Information shown:

━━━

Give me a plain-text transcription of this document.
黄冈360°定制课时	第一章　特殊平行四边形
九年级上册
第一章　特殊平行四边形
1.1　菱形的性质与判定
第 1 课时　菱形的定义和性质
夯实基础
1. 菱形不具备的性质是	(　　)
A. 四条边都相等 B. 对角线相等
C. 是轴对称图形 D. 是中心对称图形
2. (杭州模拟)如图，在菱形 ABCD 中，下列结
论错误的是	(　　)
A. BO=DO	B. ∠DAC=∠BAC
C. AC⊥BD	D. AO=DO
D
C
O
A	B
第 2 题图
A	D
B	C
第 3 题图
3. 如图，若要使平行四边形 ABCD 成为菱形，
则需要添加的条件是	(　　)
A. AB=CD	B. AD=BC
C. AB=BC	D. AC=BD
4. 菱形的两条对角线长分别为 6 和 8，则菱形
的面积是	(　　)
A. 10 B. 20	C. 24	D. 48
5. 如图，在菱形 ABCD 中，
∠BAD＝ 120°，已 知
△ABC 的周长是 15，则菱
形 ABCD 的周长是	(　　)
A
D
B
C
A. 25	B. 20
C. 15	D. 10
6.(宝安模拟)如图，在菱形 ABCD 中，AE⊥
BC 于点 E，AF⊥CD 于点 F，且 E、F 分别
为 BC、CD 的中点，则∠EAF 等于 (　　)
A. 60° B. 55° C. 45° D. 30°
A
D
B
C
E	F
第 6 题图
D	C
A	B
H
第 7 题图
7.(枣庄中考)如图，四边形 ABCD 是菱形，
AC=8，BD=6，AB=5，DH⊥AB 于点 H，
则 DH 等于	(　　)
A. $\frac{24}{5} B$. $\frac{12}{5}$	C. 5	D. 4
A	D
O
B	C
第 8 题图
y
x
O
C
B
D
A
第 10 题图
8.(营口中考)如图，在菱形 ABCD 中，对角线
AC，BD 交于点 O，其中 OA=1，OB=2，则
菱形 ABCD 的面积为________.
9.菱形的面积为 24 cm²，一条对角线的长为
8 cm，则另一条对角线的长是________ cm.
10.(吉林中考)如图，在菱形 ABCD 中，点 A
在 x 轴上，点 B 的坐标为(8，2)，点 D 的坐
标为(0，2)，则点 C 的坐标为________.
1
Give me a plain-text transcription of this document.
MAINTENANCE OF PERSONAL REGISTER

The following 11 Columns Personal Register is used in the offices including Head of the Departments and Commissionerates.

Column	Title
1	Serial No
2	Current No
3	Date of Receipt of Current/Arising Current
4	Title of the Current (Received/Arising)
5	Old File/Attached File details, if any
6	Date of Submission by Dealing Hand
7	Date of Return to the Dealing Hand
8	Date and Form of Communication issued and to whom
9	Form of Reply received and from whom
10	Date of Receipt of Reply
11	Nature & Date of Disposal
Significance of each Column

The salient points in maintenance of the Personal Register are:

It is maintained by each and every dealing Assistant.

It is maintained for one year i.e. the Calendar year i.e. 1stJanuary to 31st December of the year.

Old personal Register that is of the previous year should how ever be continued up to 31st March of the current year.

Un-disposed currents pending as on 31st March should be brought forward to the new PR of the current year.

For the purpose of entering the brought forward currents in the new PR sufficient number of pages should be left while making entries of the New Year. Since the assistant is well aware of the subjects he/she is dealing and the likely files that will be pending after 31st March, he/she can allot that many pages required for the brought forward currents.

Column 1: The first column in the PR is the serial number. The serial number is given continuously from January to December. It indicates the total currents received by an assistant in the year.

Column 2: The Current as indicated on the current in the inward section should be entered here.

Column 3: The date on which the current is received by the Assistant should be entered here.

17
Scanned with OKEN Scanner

━━━

Objective: Repeat the records above exactly, leaving none out.

Final result:
Give me a plain-text transcription of this document.
黄冈360°定制课时	第一章　特殊平行四边形
九年级上册
第一章　特殊平行四边形
1.1　菱形的性质与判定
第 1 课时　菱形的定义和性质
夯实基础
1. 菱形不具备的性质是	(　　)
A. 四条边都相等 B. 对角线相等
C. 是轴对称图形 D. 是中心对称图形
2. (杭州模拟)如图，在菱形 ABCD 中，下列结
论错误的是	(　　)
A. BO=DO	B. ∠DAC=∠BAC
C. AC⊥BD	D. AO=DO
D
C
O
A	B
第 2 题图
A	D
B	C
第 3 题图
3. 如图，若要使平行四边形 ABCD 成为菱形，
则需要添加的条件是	(　　)
A. AB=CD	B. AD=BC
C. AB=BC	D. AC=BD
4. 菱形的两条对角线长分别为 6 和 8，则菱形
的面积是	(　　)
A. 10 B. 20	C. 24	D. 48
5. 如图，在菱形 ABCD 中，
∠BAD＝ 120°，已 知
△ABC 的周长是 15，则菱
形 ABCD 的周长是	(　　)
A
D
B
C
A. 25	B. 20
C. 15	D. 10
6.(宝安模拟)如图，在菱形 ABCD 中，AE⊥
BC 于点 E，AF⊥CD 于点 F，且 E、F 分别
为 BC、CD 的中点，则∠EAF 等于 (　　)
A. 60° B. 55° C. 45° D. 30°
A
D
B
C
E	F
第 6 题图
D	C
A	B
H
第 7 题图
7.(枣庄中考)如图，四边形 ABCD 是菱形，
AC=8，BD=6，AB=5，DH⊥AB 于点 H，
则 DH 等于	(　　)
A. $\frac{24}{5} B$. $\frac{12}{5}$	C. 5	D. 4
A	D
O
B	C
第 8 题图
y
x
O
C
B
D
A
第 10 题图
8.(营口中考)如图，在菱形 ABCD 中，对角线
AC，BD 交于点 O，其中 OA=1，OB=2，则
菱形 ABCD 的面积为________.
9.菱形的面积为 24 cm²，一条对角线的长为
8 cm，则另一条对角线的长是________ cm.
10.(吉林中考)如图，在菱形 ABCD 中，点 A
在 x 轴上，点 B 的坐标为(8，2)，点 D 的坐
标为(0，2)，则点 C 的坐标为________.
1
Give me a plain-text transcription of this document.
MAINTENANCE OF PERSONAL REGISTER

The following 11 Columns Personal Register is used in the offices including Head of the Departments and Commissionerates.

Column	Title
1	Serial No
2	Current No
3	Date of Receipt of Current/Arising Current
4	Title of the Current (Received/Arising)
5	Old File/Attached File details, if any
6	Date of Submission by Dealing Hand
7	Date of Return to the Dealing Hand
8	Date and Form of Communication issued and to whom
9	Form of Reply received and from whom
10	Date of Receipt of Reply
11	Nature & Date of Disposal
Significance of each Column

The salient points in maintenance of the Personal Register are:

It is maintained by each and every dealing Assistant.

It is maintained for one year i.e. the Calendar year i.e. 1stJanuary to 31st December of the year.

Old personal Register that is of the previous year should how ever be continued up to 31st March of the current year.

Un-disposed currents pending as on 31st March should be brought forward to the new PR of the current year.

For the purpose of entering the brought forward currents in the new PR sufficient number of pages should be left while making entries of the New Year. Since the assistant is well aware of the subjects he/she is dealing and the likely files that will be pending after 31st March, he/she can allot that many pages required for the brought forward currents.

Column 1: The first column in the PR is the serial number. The serial number is given continuously from January to December. It indicates the total currents received by an assistant in the year.

Column 2: The Current as indicated on the current in the inward section should be entered here.

Column 3: The date on which the current is received by the Assistant should be entered here.

17
Scanned with OKEN Scanner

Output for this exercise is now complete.